**Aim:**
Repeat the whole listing exactly.

(Figure content listings)
▬▬▬▬▬▬
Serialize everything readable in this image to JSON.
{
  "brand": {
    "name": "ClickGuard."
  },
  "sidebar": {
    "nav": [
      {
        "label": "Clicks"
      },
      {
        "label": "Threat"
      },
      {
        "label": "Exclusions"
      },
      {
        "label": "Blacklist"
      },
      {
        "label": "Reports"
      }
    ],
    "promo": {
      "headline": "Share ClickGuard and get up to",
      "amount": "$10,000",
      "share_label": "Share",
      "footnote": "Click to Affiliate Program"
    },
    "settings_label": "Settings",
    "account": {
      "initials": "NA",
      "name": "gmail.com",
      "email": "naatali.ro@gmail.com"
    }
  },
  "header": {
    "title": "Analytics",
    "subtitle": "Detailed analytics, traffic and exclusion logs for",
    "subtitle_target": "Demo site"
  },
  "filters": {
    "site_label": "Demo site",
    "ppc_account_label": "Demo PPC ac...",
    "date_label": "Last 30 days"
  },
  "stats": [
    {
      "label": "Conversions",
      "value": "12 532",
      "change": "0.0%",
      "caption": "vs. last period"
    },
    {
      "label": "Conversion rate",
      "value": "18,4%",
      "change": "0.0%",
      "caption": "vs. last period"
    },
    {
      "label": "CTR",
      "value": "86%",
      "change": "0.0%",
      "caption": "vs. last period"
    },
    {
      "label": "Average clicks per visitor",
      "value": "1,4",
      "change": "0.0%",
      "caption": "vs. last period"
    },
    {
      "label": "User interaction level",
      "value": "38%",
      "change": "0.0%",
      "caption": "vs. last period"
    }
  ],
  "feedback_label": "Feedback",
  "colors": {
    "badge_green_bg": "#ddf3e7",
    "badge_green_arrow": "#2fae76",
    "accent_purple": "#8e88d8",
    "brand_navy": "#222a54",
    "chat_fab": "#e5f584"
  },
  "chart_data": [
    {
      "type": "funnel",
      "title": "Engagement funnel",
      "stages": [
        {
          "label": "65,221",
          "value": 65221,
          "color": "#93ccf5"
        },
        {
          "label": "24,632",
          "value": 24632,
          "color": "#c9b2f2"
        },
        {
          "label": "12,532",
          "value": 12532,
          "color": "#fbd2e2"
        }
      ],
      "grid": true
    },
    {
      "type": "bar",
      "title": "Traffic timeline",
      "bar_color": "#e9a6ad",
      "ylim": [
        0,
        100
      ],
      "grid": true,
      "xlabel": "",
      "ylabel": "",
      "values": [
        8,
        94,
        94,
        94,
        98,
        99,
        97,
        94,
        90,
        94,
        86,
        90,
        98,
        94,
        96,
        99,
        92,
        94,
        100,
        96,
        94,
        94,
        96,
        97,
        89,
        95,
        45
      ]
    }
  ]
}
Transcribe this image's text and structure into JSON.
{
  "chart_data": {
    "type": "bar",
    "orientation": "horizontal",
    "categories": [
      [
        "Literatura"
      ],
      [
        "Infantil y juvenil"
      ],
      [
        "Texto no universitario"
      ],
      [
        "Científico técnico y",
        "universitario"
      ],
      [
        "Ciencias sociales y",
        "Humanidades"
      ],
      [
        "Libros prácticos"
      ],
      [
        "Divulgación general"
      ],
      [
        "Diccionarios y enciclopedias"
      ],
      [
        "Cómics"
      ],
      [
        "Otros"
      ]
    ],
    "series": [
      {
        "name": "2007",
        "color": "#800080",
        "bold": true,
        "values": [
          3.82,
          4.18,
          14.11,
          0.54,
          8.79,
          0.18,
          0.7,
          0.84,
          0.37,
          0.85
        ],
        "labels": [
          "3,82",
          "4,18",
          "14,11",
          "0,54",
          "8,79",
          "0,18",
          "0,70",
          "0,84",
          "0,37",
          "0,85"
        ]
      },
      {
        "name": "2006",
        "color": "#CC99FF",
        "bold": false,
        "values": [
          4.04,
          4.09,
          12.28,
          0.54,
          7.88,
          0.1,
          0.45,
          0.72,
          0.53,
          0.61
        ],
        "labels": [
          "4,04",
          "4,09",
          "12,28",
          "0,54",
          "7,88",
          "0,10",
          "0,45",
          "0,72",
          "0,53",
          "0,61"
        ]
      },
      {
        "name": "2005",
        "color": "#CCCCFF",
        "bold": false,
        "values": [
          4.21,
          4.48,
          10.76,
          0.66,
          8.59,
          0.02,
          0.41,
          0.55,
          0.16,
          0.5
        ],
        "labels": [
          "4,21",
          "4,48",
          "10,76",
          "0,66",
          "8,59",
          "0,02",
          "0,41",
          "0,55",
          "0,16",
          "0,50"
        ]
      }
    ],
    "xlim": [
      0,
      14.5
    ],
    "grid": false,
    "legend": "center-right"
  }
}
▬▬▬▬▬▬
**Solution to this task:**
Serialize everything readable in this image to JSON.
{
  "brand": {
    "name": "ClickGuard."
  },
  "sidebar": {
    "nav": [
      {
        "label": "Clicks"
      },
      {
        "label": "Threat"
      },
      {
        "label": "Exclusions"
      },
      {
        "label": "Blacklist"
      },
      {
        "label": "Reports"
      }
    ],
    "promo": {
      "headline": "Share ClickGuard and get up to",
      "amount": "$10,000",
      "share_label": "Share",
      "footnote": "Click to Affiliate Program"
    },
    "settings_label": "Settings",
    "account": {
      "initials": "NA",
      "name": "gmail.com",
      "email": "naatali.ro@gmail.com"
    }
  },
  "header": {
    "title": "Analytics",
    "subtitle": "Detailed analytics, traffic and exclusion logs for",
    "subtitle_target": "Demo site"
  },
  "filters": {
    "site_label": "Demo site",
    "ppc_account_label": "Demo PPC ac...",
    "date_label": "Last 30 days"
  },
  "stats": [
    {
      "label": "Conversions",
      "value": "12 532",
      "change": "0.0%",
      "caption": "vs. last period"
    },
    {
      "label": "Conversion rate",
      "value": "18,4%",
      "change": "0.0%",
      "caption": "vs. last period"
    },
    {
      "label": "CTR",
      "value": "86%",
      "change": "0.0%",
      "caption": "vs. last period"
    },
    {
      "label": "Average clicks per visitor",
      "value": "1,4",
      "change": "0.0%",
      "caption": "vs. last period"
    },
    {
      "label": "User interaction level",
      "value": "38%",
      "change": "0.0%",
      "caption": "vs. last period"
    }
  ],
  "feedback_label": "Feedback",
  "colors": {
    "badge_green_bg": "#ddf3e7",
    "badge_green_arrow": "#2fae76",
    "accent_purple": "#8e88d8",
    "brand_navy": "#222a54",
    "chat_fab": "#e5f584"
  },
  "chart_data": [
    {
      "type": "funnel",
      "title": "Engagement funnel",
      "stages": [
        {
          "label": "65,221",
          "value": 65221,
          "color": "#93ccf5"
        },
        {
          "label": "24,632",
          "value": 24632,
          "color": "#c9b2f2"
        },
        {
          "label": "12,532",
          "value": 12532,
          "color": "#fbd2e2"
        }
      ],
      "grid": true
    },
    {
      "type": "bar",
      "title": "Traffic timeline",
      "bar_color": "#e9a6ad",
      "ylim": [
        0,
        100
      ],
      "grid": true,
      "xlabel": "",
      "ylabel": "",
      "values": [
        8,
        94,
        94,
        94,
        98,
        99,
        97,
        94,
        90,
        94,
        86,
        90,
        98,
        94,
        96,
        99,
        92,
        94,
        100,
        96,
        94,
        94,
        96,
        97,
        89,
        95,
        45
      ]
    }
  ]
}
Transcribe this image's text and structure into JSON.
{
  "chart_data": {
    "type": "bar",
    "orientation": "horizontal",
    "categories": [
      [
        "Literatura"
      ],
      [
        "Infantil y juvenil"
      ],
      [
        "Texto no universitario"
      ],
      [
        "Científico técnico y",
        "universitario"
      ],
      [
        "Ciencias sociales y",
        "Humanidades"
      ],
      [
        "Libros prácticos"
      ],
      [
        "Divulgación general"
      ],
      [
        "Diccionarios y enciclopedias"
      ],
      [
        "Cómics"
      ],
      [
        "Otros"
      ]
    ],
    "series": [
      {
        "name": "2007",
        "color": "#800080",
        "bold": true,
        "values": [
          3.82,
          4.18,
          14.11,
          0.54,
          8.79,
          0.18,
          0.7,
          0.84,
          0.37,
          0.85
        ],
        "labels": [
          "3,82",
          "4,18",
          "14,11",
          "0,54",
          "8,79",
          "0,18",
          "0,70",
          "0,84",
          "0,37",
          "0,85"
        ]
      },
      {
        "name": "2006",
        "color": "#CC99FF",
        "bold": false,
        "values": [
          4.04,
          4.09,
          12.28,
          0.54,
          7.88,
          0.1,
          0.45,
          0.72,
          0.53,
          0.61
        ],
        "labels": [
          "4,04",
          "4,09",
          "12,28",
          "0,54",
          "7,88",
          "0,10",
          "0,45",
          "0,72",
          "0,53",
          "0,61"
        ]
      },
      {
        "name": "2005",
        "color": "#CCCCFF",
        "bold": false,
        "values": [
          4.21,
          4.48,
          10.76,
          0.66,
          8.59,
          0.02,
          0.41,
          0.55,
          0.16,
          0.5
        ],
        "labels": [
          "4,21",
          "4,48",
          "10,76",
          "0,66",
          "8,59",
          "0,02",
          "0,41",
          "0,55",
          "0,16",
          "0,50"
        ]
      }
    ],
    "xlim": [
      0,
      14.5
    ],
    "grid": false,
    "legend": "center-right"
  }
}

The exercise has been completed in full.